* **Your goal**
Locate each line containing the string "Schedules" and copy it out.
[Start Data supplied]
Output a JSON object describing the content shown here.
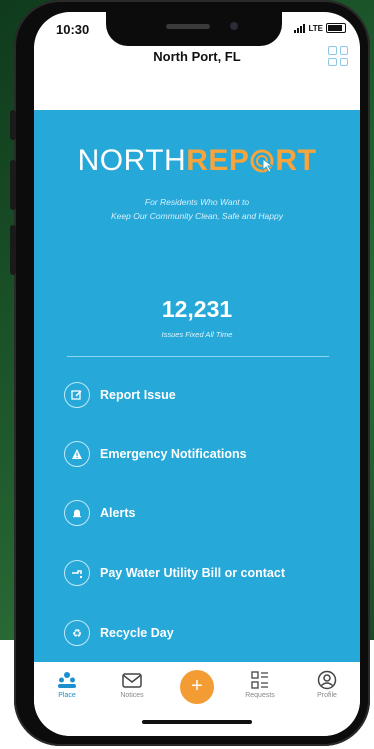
{
  "status": {
    "time": "10:30",
    "network": "LTE"
  },
  "header": {
    "title": "North Port, FL"
  },
  "logo": {
    "part1": "NORTH",
    "part2": "REP",
    "part3": "RT"
  },
  "tagline": [
    "For Residents Who Want to",
    "Keep Our Community Clean, Safe and Happy"
  ],
  "stat": {
    "value": "12,231",
    "label": "Issues Fixed All Time"
  },
  "menu": [
    {
      "label": "Report Issue",
      "icon": "edit-icon"
    },
    {
      "label": "Emergency Notifications",
      "icon": "warning-icon"
    },
    {
      "label": "Alerts",
      "icon": "bell-icon"
    },
    {
      "label": "Pay Water Utility Bill or contact",
      "icon": "water-tap-icon"
    },
    {
      "label": "Recycle Day",
      "icon": "recycle-icon"
    }
  ],
  "tabs": [
    {
      "label": "Place",
      "icon": "people-icon",
      "active": true
    },
    {
      "label": "Notices",
      "icon": "mail-icon"
    },
    {
      "label": "Requests",
      "icon": "list-icon"
    },
    {
      "label": "Profile",
      "icon": "user-icon"
    }
  ],
  "colors": {
    "primary": "#26a8d9",
    "accent": "#f6a43b",
    "fab": "#f39c33"
  }
}
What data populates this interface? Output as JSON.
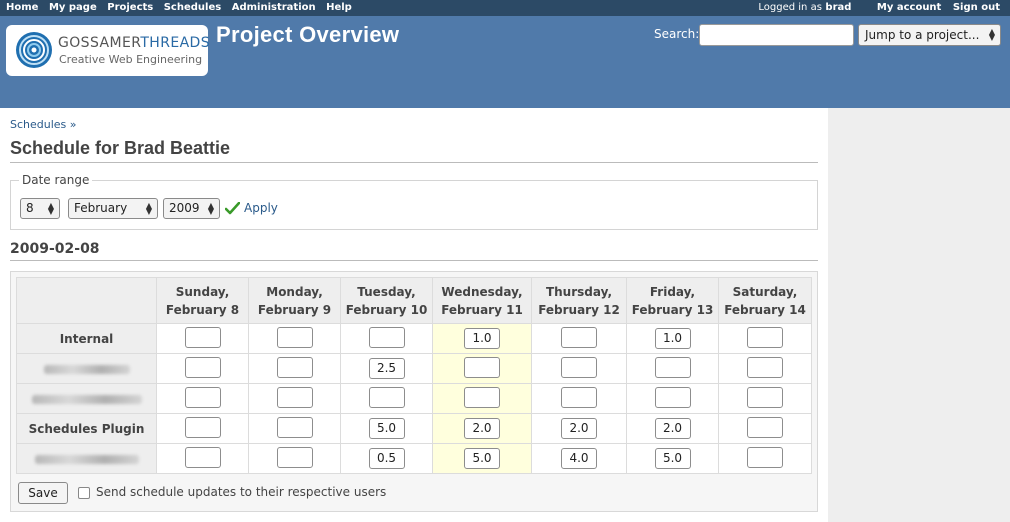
{
  "top_menu": {
    "items": [
      "Home",
      "My page",
      "Projects",
      "Schedules",
      "Administration",
      "Help"
    ],
    "logged_in_prefix": "Logged in as",
    "user": "brad",
    "my_account": "My account",
    "sign_out": "Sign out"
  },
  "header": {
    "logo_brand_a": "GOSSAMER",
    "logo_brand_b": "THREADS",
    "logo_tagline": "Creative Web Engineering",
    "project_title": "Project Overview",
    "search_label": "Search:",
    "search_value": "",
    "jump_select": "Jump to a project..."
  },
  "breadcrumb": "Schedules »",
  "page_title": "Schedule for Brad Beattie",
  "date_range": {
    "legend": "Date range",
    "day": "8",
    "month": "February",
    "year": "2009",
    "apply": "Apply"
  },
  "date_heading": "2009-02-08",
  "schedule": {
    "days": [
      {
        "line1": "Sunday,",
        "line2": "February 8"
      },
      {
        "line1": "Monday,",
        "line2": "February 9"
      },
      {
        "line1": "Tuesday,",
        "line2": "February 10"
      },
      {
        "line1": "Wednesday,",
        "line2": "February 11"
      },
      {
        "line1": "Thursday,",
        "line2": "February 12"
      },
      {
        "line1": "Friday,",
        "line2": "February 13"
      },
      {
        "line1": "Saturday,",
        "line2": "February 14"
      }
    ],
    "today_index": 3,
    "rows": [
      {
        "project": "Internal",
        "blurred": false,
        "values": [
          "",
          "",
          "",
          "1.0",
          "",
          "1.0",
          ""
        ]
      },
      {
        "project": "",
        "blurred": true,
        "values": [
          "",
          "",
          "2.5",
          "",
          "",
          "",
          ""
        ]
      },
      {
        "project": "",
        "blurred": true,
        "values": [
          "",
          "",
          "",
          "",
          "",
          "",
          ""
        ]
      },
      {
        "project": "Schedules Plugin",
        "blurred": false,
        "values": [
          "",
          "",
          "5.0",
          "2.0",
          "2.0",
          "2.0",
          ""
        ]
      },
      {
        "project": "",
        "blurred": true,
        "values": [
          "",
          "",
          "0.5",
          "5.0",
          "4.0",
          "5.0",
          ""
        ]
      }
    ]
  },
  "save_label": "Save",
  "notify_label": "Send schedule updates to their respective users",
  "colors": {
    "top_bar": "#2c4a66",
    "header": "#507aaa",
    "today_column": "#ffffdd",
    "link": "#2a5a8a"
  }
}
[End Data supplied]
* **Full solution**
      "Schedules",
  "breadcrumb": "Schedules »",
        "project": "Schedules Plugin",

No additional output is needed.